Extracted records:
--------

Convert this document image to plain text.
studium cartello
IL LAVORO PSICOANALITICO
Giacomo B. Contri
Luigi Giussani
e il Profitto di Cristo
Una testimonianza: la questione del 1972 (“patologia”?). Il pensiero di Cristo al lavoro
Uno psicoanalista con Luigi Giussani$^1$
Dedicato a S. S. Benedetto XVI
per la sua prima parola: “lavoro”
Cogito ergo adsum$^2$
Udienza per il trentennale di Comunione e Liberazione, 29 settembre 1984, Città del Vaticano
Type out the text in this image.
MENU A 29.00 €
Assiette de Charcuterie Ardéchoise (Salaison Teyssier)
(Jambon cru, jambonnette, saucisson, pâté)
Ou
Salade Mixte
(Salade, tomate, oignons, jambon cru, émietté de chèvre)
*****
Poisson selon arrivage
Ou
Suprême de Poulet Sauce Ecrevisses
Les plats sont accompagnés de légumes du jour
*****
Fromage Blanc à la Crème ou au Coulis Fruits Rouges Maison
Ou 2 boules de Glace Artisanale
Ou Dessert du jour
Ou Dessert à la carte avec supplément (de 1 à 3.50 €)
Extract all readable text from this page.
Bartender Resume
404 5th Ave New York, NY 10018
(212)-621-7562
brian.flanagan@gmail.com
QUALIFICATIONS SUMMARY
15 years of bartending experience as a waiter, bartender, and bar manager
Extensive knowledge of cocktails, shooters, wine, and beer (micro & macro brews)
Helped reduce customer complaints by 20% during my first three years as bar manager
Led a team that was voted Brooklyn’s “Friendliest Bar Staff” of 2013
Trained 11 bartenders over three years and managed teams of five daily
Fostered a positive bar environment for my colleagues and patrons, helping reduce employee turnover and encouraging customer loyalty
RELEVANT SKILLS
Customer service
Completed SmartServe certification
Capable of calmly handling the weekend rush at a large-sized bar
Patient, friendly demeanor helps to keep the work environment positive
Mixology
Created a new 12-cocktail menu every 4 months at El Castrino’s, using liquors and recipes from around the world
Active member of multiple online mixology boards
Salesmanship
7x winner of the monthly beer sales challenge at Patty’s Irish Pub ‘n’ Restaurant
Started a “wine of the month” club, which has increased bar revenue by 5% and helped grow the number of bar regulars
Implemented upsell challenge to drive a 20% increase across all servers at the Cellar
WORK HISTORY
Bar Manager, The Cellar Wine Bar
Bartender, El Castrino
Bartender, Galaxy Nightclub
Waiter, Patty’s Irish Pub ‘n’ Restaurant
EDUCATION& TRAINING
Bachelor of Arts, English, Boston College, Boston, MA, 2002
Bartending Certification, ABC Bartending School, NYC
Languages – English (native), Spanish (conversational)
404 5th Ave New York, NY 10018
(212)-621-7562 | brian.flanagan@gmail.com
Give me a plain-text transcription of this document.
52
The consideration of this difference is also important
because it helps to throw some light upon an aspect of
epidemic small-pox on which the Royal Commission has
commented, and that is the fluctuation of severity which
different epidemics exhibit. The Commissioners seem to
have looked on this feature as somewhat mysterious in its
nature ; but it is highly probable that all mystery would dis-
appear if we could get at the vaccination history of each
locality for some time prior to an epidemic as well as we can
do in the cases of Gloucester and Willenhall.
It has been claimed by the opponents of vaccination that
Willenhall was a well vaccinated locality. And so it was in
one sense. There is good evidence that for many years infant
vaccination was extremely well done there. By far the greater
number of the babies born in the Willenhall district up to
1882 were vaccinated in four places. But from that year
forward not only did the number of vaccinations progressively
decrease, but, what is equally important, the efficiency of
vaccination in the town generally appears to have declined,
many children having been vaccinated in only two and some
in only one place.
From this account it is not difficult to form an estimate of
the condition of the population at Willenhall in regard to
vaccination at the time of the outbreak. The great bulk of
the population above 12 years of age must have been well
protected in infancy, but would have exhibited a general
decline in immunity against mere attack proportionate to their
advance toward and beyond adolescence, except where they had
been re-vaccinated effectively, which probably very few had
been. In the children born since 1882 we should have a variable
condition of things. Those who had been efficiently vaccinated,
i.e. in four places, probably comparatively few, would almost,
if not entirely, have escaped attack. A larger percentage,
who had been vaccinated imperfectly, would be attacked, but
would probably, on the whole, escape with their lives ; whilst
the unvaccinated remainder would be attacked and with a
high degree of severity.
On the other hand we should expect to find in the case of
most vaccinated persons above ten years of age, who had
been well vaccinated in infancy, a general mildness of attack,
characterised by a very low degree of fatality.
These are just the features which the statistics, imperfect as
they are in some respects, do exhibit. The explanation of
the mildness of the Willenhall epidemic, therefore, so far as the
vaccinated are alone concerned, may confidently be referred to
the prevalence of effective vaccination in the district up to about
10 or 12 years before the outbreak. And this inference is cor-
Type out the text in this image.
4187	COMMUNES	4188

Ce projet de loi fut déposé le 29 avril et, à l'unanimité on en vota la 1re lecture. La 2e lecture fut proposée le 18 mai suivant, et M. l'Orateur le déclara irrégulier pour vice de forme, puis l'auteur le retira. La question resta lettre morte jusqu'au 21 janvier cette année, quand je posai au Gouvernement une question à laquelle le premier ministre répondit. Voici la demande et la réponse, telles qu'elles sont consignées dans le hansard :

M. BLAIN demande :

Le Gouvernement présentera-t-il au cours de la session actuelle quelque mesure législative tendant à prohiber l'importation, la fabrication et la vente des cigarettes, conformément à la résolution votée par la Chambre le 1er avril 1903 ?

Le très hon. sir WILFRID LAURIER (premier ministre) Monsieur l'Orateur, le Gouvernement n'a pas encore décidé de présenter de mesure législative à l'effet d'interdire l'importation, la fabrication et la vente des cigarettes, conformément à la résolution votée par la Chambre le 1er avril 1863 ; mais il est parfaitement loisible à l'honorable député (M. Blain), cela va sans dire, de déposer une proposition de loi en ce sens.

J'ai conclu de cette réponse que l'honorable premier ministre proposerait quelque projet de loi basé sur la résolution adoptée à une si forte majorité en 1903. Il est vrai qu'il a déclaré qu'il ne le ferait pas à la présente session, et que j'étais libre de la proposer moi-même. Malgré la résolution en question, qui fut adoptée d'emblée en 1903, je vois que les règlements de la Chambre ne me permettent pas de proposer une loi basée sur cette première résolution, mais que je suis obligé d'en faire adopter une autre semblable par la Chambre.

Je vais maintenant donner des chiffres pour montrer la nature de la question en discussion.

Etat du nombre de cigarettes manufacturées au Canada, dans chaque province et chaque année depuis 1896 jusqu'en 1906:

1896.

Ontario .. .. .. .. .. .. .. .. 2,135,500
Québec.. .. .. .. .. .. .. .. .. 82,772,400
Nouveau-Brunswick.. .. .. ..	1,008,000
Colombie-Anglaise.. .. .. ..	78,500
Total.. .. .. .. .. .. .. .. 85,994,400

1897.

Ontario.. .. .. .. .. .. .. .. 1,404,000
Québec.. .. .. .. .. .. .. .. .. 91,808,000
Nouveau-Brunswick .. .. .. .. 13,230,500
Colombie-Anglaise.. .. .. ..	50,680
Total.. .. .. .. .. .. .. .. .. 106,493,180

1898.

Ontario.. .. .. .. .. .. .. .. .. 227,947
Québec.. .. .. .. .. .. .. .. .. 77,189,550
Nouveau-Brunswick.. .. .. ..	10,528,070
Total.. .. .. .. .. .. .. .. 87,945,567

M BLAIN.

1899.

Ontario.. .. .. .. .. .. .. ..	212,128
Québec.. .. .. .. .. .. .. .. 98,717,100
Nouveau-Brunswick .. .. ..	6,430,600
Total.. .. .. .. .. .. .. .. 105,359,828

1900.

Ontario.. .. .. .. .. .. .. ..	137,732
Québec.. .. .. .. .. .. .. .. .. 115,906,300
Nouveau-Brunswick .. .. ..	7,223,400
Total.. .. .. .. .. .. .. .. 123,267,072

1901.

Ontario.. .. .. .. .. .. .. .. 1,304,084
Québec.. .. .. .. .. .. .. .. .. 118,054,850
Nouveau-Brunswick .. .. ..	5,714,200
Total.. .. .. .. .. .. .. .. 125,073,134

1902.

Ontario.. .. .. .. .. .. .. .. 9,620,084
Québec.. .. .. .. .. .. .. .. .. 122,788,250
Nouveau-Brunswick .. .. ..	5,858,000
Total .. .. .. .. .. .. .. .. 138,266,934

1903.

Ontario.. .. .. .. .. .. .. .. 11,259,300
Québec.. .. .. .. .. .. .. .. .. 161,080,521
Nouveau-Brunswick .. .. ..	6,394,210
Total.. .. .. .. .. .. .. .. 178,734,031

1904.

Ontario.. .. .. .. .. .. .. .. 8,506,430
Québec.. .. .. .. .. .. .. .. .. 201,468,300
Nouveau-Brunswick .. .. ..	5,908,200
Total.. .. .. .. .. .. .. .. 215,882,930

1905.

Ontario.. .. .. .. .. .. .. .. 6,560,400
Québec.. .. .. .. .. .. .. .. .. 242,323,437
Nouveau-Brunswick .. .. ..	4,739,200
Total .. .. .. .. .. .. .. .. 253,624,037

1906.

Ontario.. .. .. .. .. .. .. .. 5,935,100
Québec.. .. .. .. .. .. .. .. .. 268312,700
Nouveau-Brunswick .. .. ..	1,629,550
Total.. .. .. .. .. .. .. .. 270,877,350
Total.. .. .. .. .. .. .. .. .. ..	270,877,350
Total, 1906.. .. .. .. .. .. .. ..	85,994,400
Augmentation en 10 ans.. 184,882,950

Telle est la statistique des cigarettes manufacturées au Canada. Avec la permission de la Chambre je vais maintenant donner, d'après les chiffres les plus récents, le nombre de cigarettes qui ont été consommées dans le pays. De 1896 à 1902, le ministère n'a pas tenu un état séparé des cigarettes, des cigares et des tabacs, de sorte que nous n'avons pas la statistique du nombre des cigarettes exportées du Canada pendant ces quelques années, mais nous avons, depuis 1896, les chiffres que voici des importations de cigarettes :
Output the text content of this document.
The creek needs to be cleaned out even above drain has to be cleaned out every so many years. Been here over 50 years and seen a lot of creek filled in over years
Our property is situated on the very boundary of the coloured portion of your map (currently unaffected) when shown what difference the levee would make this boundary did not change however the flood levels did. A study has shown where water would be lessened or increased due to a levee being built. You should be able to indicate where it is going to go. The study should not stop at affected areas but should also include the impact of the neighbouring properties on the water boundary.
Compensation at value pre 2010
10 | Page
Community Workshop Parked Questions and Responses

--------

In the listing above, find each line with the word "Patty" and copy it.

7x winner of the monthly beer sales challenge at Patty’s Irish Pub ‘n’ Restaurant
Waiter, Patty’s Irish Pub ‘n’ Restaurant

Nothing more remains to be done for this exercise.